Start of RECORDS TO PROCESS

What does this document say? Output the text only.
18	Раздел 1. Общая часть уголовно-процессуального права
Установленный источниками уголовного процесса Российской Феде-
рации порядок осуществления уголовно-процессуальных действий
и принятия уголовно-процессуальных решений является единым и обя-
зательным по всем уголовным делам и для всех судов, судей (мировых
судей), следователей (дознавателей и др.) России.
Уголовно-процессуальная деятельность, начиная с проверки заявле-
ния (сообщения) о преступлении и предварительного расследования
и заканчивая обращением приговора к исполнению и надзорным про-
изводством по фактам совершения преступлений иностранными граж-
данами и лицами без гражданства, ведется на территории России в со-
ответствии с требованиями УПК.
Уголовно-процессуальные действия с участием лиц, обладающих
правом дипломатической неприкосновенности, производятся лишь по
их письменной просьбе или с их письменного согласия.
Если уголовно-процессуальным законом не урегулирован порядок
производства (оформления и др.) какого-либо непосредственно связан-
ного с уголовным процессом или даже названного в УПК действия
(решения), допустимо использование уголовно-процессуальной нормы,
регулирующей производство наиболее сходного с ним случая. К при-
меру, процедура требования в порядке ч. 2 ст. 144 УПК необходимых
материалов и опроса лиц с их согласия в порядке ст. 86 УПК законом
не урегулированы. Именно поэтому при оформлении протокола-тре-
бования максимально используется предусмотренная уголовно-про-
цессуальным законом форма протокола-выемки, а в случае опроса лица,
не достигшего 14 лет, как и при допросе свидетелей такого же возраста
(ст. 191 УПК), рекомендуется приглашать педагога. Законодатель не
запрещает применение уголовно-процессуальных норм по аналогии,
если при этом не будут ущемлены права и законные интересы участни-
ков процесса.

End of RECORDS TO PROCESS

Reproduce the listing above word for word.

## TASK RESPONSE
What does this document say? Output the text only.
18	Раздел 1. Общая часть уголовно-процессуального права
Установленный источниками уголовного процесса Российской Феде-
рации порядок осуществления уголовно-процессуальных действий
и принятия уголовно-процессуальных решений является единым и обя-
зательным по всем уголовным делам и для всех судов, судей (мировых
судей), следователей (дознавателей и др.) России.
Уголовно-процессуальная деятельность, начиная с проверки заявле-
ния (сообщения) о преступлении и предварительного расследования
и заканчивая обращением приговора к исполнению и надзорным про-
изводством по фактам совершения преступлений иностранными граж-
данами и лицами без гражданства, ведется на территории России в со-
ответствии с требованиями УПК.
Уголовно-процессуальные действия с участием лиц, обладающих
правом дипломатической неприкосновенности, производятся лишь по
их письменной просьбе или с их письменного согласия.
Если уголовно-процессуальным законом не урегулирован порядок
производства (оформления и др.) какого-либо непосредственно связан-
ного с уголовным процессом или даже названного в УПК действия
(решения), допустимо использование уголовно-процессуальной нормы,
регулирующей производство наиболее сходного с ним случая. К при-
меру, процедура требования в порядке ч. 2 ст. 144 УПК необходимых
материалов и опроса лиц с их согласия в порядке ст. 86 УПК законом
не урегулированы. Именно поэтому при оформлении протокола-тре-
бования максимально используется предусмотренная уголовно-про-
цессуальным законом форма протокола-выемки, а в случае опроса лица,
не достигшего 14 лет, как и при допросе свидетелей такого же возраста
(ст. 191 УПК), рекомендуется приглашать педагога. Законодатель не
запрещает применение уголовно-процессуальных норм по аналогии,
если при этом не будут ущемлены права и законные интересы участни-
ков процесса.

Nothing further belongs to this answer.